■ Direction: Everything from the line holding "Read this page and output its text content." through the last line below must be repeated exactly, and nothing else.

A block of data
** Start **

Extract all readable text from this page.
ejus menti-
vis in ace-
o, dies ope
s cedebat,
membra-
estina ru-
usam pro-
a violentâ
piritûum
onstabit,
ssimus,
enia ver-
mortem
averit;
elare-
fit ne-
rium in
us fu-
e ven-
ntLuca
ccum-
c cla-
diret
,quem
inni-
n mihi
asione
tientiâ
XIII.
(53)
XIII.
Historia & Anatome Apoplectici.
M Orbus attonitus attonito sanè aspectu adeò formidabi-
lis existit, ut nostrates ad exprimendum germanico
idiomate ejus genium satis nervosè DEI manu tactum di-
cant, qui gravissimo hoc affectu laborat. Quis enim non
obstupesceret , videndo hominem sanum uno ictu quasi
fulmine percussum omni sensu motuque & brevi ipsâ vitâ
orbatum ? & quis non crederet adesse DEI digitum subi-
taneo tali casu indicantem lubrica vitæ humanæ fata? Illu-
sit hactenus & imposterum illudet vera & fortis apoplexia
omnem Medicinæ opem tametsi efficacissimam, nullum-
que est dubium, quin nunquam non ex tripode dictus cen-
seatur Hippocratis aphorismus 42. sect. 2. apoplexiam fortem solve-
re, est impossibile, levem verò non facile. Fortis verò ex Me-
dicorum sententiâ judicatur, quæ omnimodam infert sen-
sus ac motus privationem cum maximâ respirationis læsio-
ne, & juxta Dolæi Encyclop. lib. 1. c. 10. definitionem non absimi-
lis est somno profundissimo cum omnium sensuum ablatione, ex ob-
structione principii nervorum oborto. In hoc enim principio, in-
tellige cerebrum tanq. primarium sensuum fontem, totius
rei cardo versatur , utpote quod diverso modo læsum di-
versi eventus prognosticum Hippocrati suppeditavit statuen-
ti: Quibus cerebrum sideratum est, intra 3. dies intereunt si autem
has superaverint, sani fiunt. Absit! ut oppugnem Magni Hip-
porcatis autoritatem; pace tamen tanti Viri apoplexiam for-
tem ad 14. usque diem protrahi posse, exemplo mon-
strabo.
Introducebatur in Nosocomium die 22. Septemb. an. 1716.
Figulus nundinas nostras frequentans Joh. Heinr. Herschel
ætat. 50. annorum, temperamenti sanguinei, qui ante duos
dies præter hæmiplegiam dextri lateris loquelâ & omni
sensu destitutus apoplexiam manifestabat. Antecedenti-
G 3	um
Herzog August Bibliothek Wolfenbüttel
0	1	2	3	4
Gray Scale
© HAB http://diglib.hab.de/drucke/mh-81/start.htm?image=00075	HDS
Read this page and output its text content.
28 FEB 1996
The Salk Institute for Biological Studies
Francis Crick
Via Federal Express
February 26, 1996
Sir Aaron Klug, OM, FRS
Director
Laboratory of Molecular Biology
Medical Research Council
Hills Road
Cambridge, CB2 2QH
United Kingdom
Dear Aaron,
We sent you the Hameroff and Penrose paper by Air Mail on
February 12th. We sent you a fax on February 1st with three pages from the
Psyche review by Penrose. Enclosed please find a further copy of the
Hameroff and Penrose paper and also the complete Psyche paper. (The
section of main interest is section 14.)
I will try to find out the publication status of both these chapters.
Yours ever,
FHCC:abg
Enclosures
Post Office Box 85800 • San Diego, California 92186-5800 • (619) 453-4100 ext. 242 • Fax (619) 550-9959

** End **

■ The solution:
Read this page and output its text content.
28 FEB 1996
The Salk Institute for Biological Studies
Francis Crick
Via Federal Express
February 26, 1996
Sir Aaron Klug, OM, FRS
Director
Laboratory of Molecular Biology
Medical Research Council
Hills Road
Cambridge, CB2 2QH
United Kingdom
Dear Aaron,
We sent you the Hameroff and Penrose paper by Air Mail on
February 12th. We sent you a fax on February 1st with three pages from the
Psyche review by Penrose. Enclosed please find a further copy of the
Hameroff and Penrose paper and also the complete Psyche paper. (The
section of main interest is section 14.)
I will try to find out the publication status of both these chapters.
Yours ever,
FHCC:abg
Enclosures
Post Office Box 85800 • San Diego, California 92186-5800 • (619) 453-4100 ext. 242 • Fax (619) 550-9959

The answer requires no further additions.